• Extracted information

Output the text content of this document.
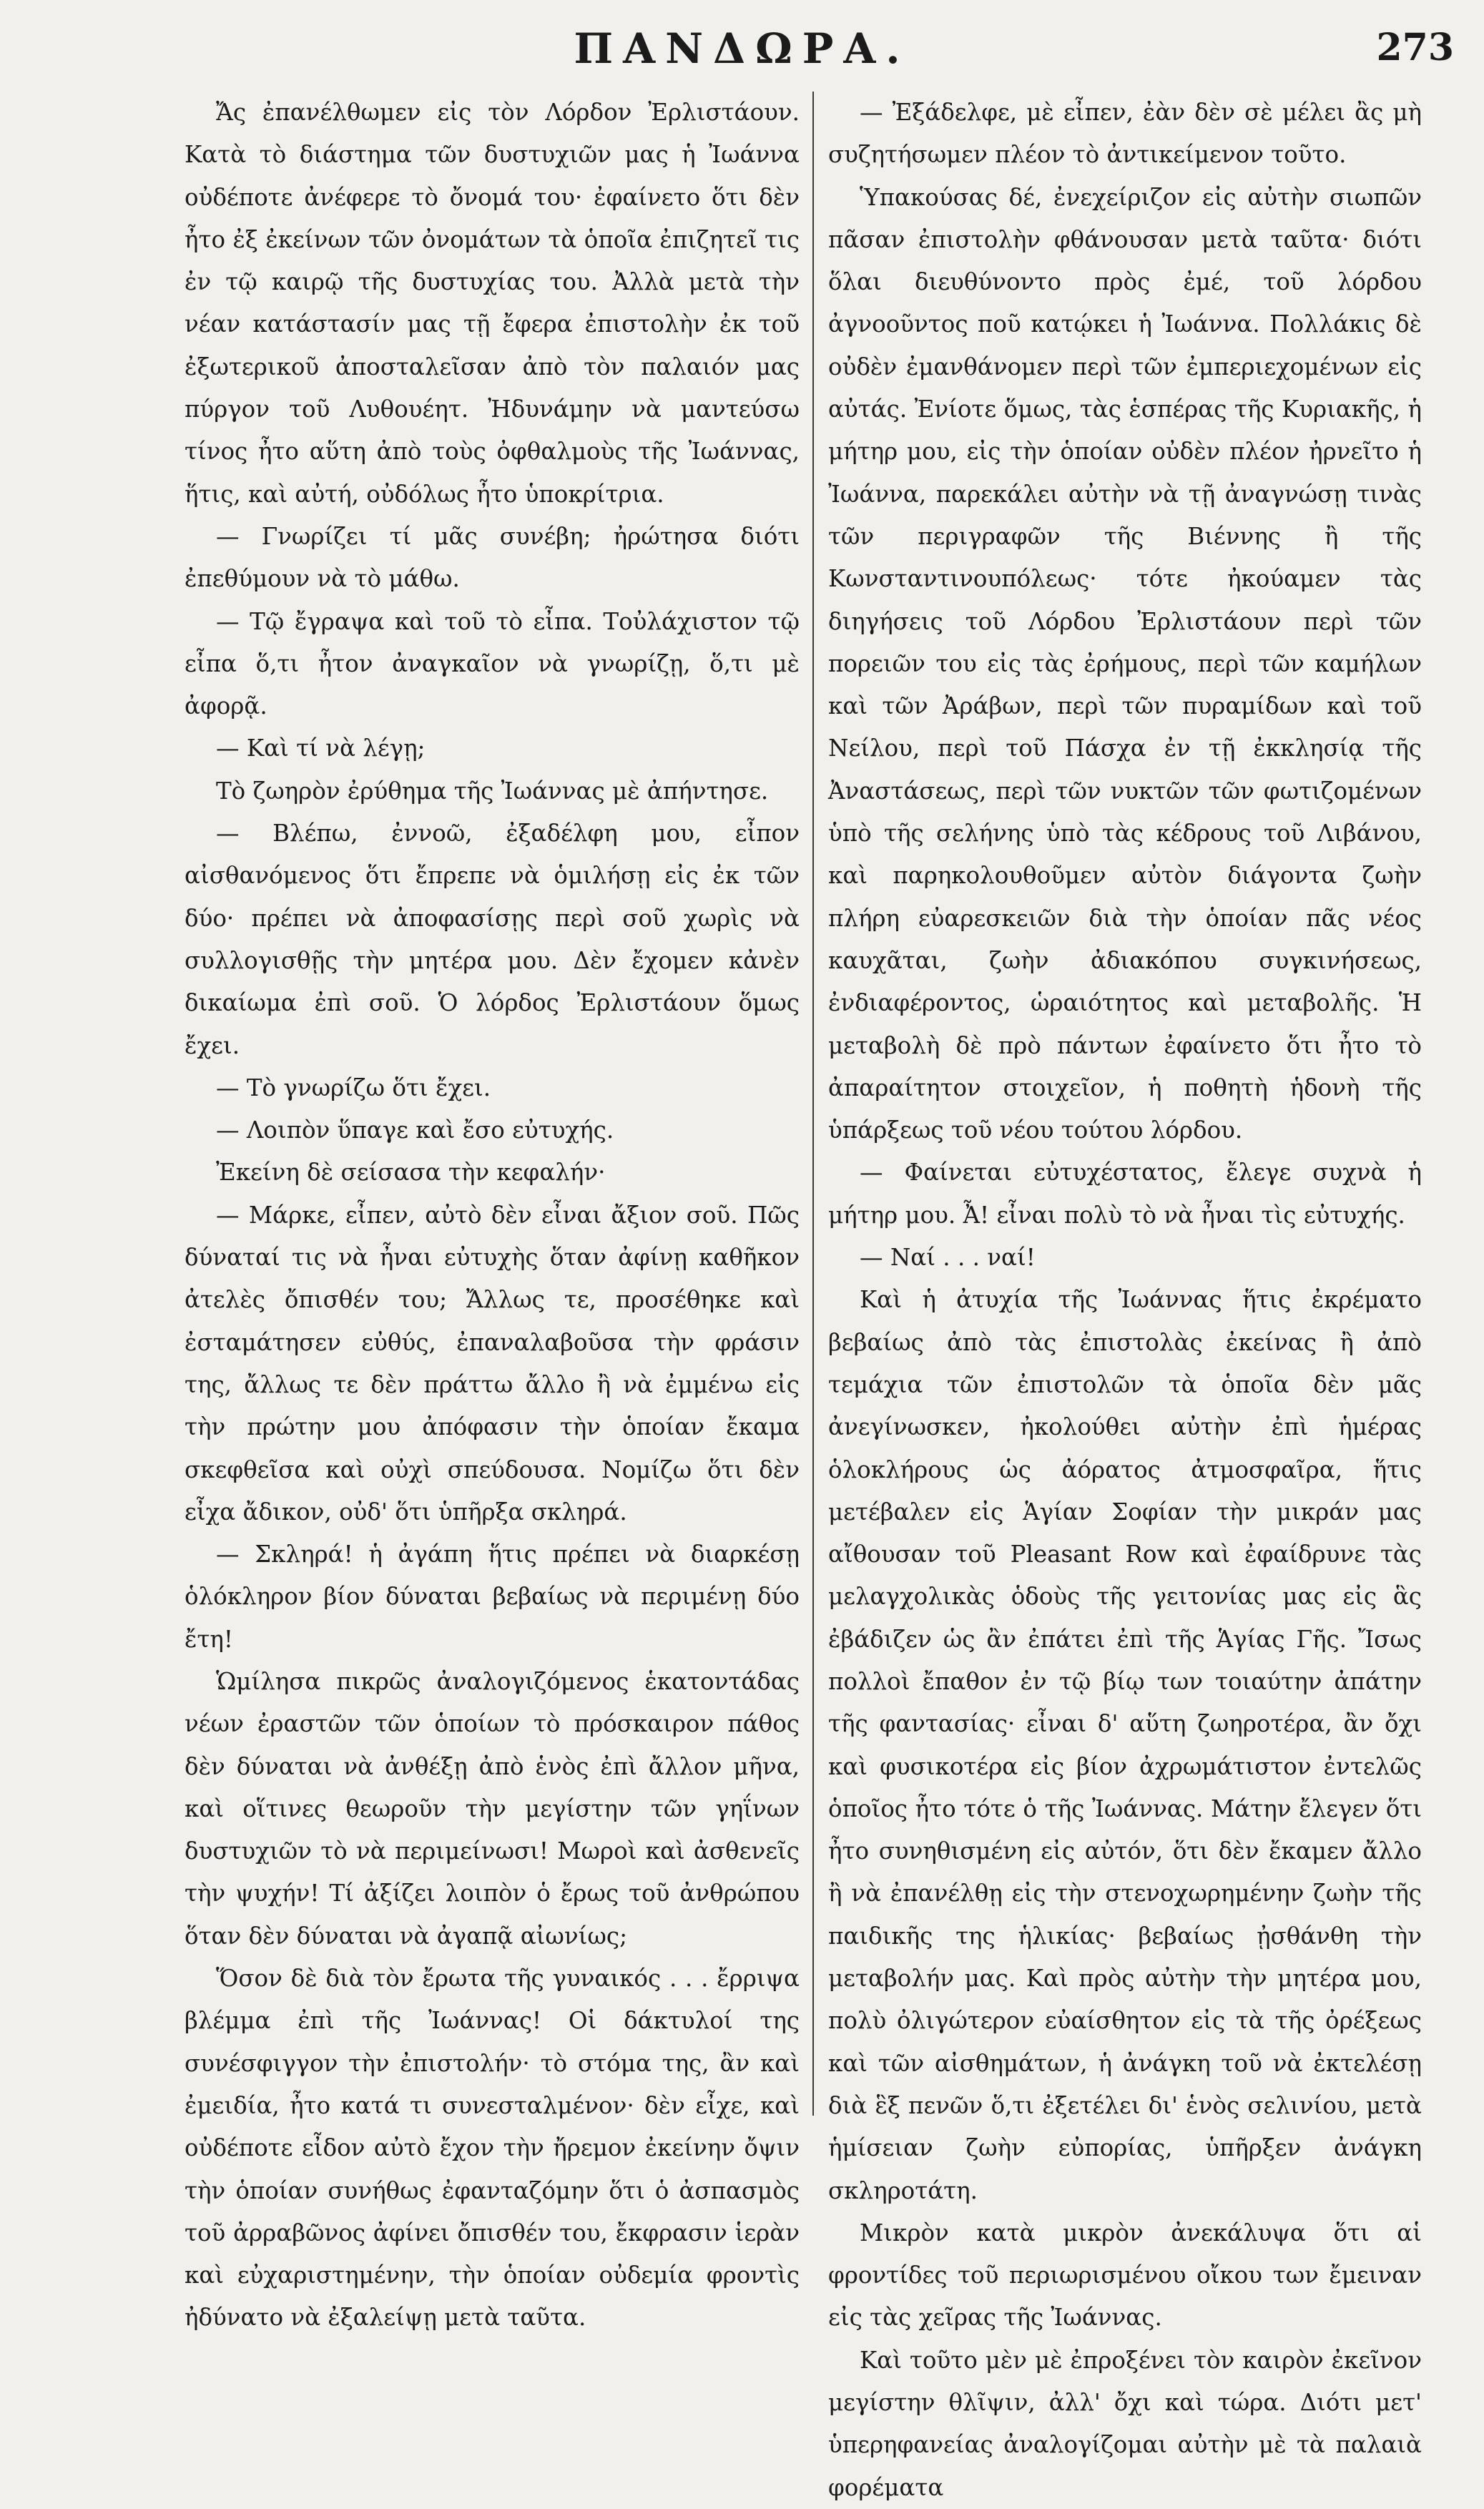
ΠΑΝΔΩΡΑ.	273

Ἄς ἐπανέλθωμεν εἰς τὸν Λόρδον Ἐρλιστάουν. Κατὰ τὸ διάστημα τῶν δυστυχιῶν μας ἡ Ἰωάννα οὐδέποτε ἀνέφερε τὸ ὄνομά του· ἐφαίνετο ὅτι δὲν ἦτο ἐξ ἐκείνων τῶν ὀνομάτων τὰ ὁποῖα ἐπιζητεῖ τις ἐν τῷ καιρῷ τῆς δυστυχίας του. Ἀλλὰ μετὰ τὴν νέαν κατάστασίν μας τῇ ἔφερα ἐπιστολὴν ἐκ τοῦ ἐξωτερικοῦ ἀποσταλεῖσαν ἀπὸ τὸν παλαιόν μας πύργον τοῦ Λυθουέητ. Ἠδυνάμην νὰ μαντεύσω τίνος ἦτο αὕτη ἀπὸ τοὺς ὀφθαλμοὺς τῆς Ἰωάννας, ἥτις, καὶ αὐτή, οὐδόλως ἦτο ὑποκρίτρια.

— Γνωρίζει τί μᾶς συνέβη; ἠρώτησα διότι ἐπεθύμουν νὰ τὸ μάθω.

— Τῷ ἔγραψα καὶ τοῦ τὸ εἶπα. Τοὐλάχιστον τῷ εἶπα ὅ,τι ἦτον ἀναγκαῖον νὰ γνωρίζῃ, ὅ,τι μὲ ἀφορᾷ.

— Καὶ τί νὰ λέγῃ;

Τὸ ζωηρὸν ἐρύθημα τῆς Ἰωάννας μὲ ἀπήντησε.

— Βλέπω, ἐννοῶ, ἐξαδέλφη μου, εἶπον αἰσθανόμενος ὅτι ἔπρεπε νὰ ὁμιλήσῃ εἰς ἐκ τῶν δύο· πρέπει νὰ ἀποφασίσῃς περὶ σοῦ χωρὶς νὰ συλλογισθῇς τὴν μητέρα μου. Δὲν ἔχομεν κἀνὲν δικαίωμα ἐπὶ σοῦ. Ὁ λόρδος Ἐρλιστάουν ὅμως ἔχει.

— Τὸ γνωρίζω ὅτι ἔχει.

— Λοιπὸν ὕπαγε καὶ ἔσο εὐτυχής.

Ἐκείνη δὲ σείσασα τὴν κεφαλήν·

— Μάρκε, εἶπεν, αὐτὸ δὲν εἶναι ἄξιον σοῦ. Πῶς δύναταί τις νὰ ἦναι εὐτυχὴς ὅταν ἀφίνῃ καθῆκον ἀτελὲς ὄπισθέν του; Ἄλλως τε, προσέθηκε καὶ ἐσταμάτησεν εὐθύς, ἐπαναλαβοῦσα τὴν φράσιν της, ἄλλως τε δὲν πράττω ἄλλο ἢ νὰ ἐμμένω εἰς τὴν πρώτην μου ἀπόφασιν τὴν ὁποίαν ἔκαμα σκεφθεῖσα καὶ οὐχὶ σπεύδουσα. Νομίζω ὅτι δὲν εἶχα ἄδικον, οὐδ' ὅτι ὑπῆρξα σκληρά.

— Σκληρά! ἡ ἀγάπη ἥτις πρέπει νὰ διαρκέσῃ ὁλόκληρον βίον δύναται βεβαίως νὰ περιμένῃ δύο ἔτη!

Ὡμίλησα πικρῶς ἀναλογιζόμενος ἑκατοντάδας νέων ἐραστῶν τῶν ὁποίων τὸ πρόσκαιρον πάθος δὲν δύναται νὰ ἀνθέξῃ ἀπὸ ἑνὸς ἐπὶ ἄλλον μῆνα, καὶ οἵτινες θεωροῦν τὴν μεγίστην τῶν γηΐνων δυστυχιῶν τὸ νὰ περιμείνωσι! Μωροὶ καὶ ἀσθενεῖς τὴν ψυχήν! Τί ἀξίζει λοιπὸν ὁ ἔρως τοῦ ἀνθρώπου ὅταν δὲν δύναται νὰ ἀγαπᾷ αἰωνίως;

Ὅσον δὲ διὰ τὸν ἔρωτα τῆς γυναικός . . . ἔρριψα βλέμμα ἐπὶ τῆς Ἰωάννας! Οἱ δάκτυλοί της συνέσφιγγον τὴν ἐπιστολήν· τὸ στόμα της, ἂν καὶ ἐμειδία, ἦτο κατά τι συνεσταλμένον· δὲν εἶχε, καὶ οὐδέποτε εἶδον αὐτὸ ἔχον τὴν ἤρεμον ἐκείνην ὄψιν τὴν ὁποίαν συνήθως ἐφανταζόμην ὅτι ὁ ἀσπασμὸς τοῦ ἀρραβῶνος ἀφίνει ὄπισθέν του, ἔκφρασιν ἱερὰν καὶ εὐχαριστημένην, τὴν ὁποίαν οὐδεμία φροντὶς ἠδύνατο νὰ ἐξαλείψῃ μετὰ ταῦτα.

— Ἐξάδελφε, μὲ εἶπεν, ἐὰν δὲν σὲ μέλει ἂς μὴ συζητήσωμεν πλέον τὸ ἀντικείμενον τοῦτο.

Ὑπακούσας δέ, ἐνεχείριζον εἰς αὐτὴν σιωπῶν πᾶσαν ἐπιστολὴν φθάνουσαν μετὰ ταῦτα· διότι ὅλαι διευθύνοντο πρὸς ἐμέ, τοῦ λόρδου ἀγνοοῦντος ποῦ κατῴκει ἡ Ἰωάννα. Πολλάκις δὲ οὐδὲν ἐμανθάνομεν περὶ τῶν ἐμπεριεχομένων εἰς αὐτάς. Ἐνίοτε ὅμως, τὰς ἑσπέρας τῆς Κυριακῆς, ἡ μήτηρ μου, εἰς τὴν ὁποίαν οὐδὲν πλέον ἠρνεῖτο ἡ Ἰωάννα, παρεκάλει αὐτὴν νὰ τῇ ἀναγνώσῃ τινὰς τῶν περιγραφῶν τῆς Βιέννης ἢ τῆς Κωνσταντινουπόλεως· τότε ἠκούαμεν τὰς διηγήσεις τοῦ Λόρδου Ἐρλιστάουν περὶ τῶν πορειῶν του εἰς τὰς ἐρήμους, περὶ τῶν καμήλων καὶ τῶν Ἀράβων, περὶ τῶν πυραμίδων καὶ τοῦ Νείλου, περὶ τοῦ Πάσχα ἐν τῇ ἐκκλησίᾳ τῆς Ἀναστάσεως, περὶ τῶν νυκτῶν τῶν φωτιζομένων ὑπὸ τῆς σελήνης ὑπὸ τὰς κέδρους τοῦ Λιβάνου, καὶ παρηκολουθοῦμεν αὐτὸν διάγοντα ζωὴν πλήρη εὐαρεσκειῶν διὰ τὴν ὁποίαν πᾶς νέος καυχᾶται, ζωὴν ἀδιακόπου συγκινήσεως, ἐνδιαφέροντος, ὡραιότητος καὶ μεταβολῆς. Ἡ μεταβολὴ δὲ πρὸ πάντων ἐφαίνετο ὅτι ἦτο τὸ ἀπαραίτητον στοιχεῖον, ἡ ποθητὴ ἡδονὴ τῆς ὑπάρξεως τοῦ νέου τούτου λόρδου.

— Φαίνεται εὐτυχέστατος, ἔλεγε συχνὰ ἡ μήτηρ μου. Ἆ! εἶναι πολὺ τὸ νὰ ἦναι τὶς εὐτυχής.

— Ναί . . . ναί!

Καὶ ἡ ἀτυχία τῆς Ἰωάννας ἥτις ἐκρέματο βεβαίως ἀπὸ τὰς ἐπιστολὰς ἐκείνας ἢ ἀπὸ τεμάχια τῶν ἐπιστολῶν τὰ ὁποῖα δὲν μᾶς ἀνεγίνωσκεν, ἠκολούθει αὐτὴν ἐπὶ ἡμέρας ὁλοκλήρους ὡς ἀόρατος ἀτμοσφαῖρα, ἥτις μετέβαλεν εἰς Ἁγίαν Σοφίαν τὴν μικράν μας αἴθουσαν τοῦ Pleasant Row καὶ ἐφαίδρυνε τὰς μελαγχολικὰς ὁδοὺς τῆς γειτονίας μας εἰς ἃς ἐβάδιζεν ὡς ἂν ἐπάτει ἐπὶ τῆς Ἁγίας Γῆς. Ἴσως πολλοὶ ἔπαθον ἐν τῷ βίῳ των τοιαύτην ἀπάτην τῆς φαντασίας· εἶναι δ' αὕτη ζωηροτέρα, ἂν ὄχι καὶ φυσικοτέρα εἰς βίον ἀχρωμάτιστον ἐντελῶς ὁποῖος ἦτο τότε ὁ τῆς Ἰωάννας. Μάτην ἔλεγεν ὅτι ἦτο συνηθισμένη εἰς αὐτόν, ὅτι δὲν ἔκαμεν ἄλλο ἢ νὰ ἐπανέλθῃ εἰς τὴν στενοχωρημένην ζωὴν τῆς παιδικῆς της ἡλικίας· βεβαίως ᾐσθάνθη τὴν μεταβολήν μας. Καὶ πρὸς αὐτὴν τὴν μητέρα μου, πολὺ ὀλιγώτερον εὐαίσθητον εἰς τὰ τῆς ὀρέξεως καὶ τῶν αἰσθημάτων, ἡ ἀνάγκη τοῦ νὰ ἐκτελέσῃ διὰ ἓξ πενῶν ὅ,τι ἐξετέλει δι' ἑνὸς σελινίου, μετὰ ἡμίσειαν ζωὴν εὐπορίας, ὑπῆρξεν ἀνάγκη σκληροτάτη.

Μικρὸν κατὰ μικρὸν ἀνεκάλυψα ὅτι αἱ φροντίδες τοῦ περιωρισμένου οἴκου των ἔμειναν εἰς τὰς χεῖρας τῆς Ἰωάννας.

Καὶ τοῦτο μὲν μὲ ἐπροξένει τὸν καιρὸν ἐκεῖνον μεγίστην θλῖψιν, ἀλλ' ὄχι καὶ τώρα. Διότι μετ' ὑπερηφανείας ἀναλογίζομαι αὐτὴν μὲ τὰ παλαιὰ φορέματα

• Work instructions
Which lines of the material contain the string "ἦναι"? List each of them.

• Exercise solution
— Μάρκε, εἶπεν, αὐτὸ δὲν εἶναι ἄξιον σοῦ. Πῶς δύναταί τις νὰ ἦναι εὐτυχὴς ὅταν ἀφίνῃ καθῆκον ἀτελὲς ὄπισθέν του; Ἄλλως τε, προσέθηκε καὶ ἐσταμάτησεν εὐθύς, ἐπαναλαβοῦσα τὴν φράσιν της, ἄλλως τε δὲν πράττω ἄλλο ἢ νὰ ἐμμένω εἰς τὴν πρώτην μου ἀπόφασιν τὴν ὁποίαν ἔκαμα σκεφθεῖσα καὶ οὐχὶ σπεύδουσα. Νομίζω ὅτι δὲν εἶχα ἄδικον, οὐδ' ὅτι ὑπῆρξα σκληρά.
— Φαίνεται εὐτυχέστατος, ἔλεγε συχνὰ ἡ μήτηρ μου. Ἆ! εἶναι πολὺ τὸ νὰ ἦναι τὶς εὐτυχής.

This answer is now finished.